> _TASK 1_: From the Fortune Brands Form 8-K, list every rule named in the checkbox options, along with its CFR citation.
> _TASK 2_: Carry on the Fortune Brands Form 8-K from the point where it stops.

> _SELECTED PASSAGE_:
Form 8-K

 

 

UNITED STATES

SECURITIES AND EXCHANGE COMMISSION

Washington, DC 20549

 

 

FORM 8-K

 

 

CURRENT REPORT

Pursuant to Section 13 or 15(d) of the

Securities Exchange Act of 1934

Date of report (Date of earliest event reported): February 3, 2010

 

 

Fortune Brands, Inc.

(Exact Name of Registrant as Specified in its Charter)

 

 

 

Delaware   1-9076   13-3295276

(State or Other Jurisdiction

of Incorporation)

 

(Commission

File Number)

 

(IRS Employer

Identification No.)

520 Lake Cook Road

Deerfield, IL 60015

(Address of Principal Executive Offices) (Zip Code)

847-484-4400

(Registrant’s telephone number, including area code)

 

 

Check the appropriate box below if the Form 8-K filing is intended to simultaneously satisfy the filing obligation of the registrant under any of the following provisions:

 

¨ Written communications pursuant to Rule 425 under the Securities Act (17 CFR 230.425)

 

¨ Soliciting material pursuant to Rule 14a-12 under the Exchange Act (17 CFR 240.14a-12)

 

¨ Pre-commencement communications pursuant to Rule 14d-2(b) under the Exchange Act (17 CFR 240.14d-2(b))

 

¨ Pre-commencement communications pursuant to Rule 13e-4(c) under the Exchange Act (17 CFR 240.13e-4(c))

 

 

 


INFORMATION TO BE INCLUDED IN THE REPORT

 

Item 8.01. Other Events.

On February 3, 2010, Fortune Brands, Inc. (“Fortune Brands” or the “Company”) contributed an aggregate of 1,560,000 shares of its common stock, with a corresponding dollar value of approximately $67.2 million, to the Fortune Brands, Inc. Master Retirement Trust and the Fortune Brands Home & Hardware, LLC Retirement Plans Trust (the “Trusts”). The Trusts are tax-qualified trusts that hold the assets for the Company’s U.S. defined benefit pension plans, which provide retirement benefits to certain employees of Fortune Brands. The contribution was made from treasury stock.

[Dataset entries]
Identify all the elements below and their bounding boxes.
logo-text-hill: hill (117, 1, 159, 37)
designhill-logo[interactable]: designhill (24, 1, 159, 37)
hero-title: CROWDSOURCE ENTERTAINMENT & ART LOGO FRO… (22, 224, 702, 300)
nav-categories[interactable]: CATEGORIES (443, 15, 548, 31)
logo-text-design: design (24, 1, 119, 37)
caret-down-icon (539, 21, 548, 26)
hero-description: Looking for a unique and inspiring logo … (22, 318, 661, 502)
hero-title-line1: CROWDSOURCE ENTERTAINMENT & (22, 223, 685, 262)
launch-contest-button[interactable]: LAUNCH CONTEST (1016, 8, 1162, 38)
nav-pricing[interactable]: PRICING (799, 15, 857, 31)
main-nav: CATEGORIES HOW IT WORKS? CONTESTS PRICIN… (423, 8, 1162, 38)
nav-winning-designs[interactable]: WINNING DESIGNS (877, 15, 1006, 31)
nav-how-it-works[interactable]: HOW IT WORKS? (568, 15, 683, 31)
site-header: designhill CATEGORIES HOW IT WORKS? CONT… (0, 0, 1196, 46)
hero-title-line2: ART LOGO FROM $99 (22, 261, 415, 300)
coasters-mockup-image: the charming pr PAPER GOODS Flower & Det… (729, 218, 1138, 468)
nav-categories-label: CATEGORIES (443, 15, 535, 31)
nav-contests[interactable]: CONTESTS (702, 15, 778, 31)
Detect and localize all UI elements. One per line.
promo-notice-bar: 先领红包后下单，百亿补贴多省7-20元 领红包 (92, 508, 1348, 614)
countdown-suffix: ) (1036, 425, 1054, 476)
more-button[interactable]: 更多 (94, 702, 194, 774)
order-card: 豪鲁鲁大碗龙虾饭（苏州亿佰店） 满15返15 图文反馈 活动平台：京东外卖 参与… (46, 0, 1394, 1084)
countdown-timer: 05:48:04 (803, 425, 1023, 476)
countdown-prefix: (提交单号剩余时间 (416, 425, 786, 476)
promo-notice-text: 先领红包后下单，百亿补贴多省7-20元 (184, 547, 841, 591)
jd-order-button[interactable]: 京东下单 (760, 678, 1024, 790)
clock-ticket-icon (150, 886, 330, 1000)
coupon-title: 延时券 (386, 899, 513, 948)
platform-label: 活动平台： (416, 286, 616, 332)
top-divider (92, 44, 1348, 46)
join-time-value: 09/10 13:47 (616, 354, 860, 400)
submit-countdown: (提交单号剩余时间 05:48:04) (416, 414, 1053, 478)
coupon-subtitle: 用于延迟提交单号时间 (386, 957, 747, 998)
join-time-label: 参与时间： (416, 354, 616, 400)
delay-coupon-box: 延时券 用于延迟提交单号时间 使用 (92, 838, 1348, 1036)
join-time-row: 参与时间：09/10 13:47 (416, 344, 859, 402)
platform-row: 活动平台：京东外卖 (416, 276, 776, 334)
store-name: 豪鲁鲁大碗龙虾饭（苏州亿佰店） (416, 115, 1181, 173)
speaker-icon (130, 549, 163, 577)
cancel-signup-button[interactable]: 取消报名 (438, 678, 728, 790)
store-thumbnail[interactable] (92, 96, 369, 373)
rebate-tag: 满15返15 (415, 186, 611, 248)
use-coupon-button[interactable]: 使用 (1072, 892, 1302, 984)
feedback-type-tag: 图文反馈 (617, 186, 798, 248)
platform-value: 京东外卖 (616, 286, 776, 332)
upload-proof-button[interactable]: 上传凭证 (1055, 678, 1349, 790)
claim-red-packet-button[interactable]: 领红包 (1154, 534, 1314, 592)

> _REPLY 1_:
- Rule 425 under the Securities Act (17 CFR 230.425)
- Rule 14a-12 under the Exchange Act (17 CFR 240.14a-12)
- Rule 14d-2(b) under the Exchange Act (17 CFR 240.14d-2(b))
- Rule 13e-4(c) under the Exchange Act (17 CFR 240.13e-4(c))

> _REPLY 2_:
The Company made the contribution voluntarily in order to improve the Trusts’ funded status, as ERISA rules do not require a contribution at this time. The shares of common stock will be held in segregated accounts in the Trusts, and the Company has appointed an independent fiduciary in order to manage the shares on the Trusts’ behalf.

The exhibits listed under Item 9.01 below relate to the Registration Statement on Form S-3 (Reg. No. 333-159008), filed by the Company with the Securities and Exchange Commission (the “SEC”) on May 6, 2009, as supplemented by the prospectus supplement dated February 3, 2010, filed with the SEC on February 3, 2010, and are filed herewith for incorporation by reference in the Registration Statement.

 

Item 9.01. Financial Statements and Exhibits.

(d) Exhibits

 

  5.1    Opinion of Counsel
23.1    Consent of Counsel (included in Exhibit 5.1)
99.1    Registration Rights Agreement with GreatBanc Trust Company, on behalf of the Trusts, dated February 3, 2010.


SIGNATURE

Pursuant to the requirements of the Securities Exchange Act of 1934, the Registrant has duly caused this report to be signed on its behalf by the undersigned hereunto duly authorized.

 

FORTUNE BRANDS, INC.

(Registrant)
By:  

/S/    MARK A. ROCHE        

Name:   Mark A. Roche
Title:  

Senior Vice President, General Counsel and Secretary

Date: February 3, 2010


Exhibit Index

 

Exhibit
Number

  

Description

  5.1    Opinion of Counsel
23.1    Consent of Counsel (included in Exhibit 5.1)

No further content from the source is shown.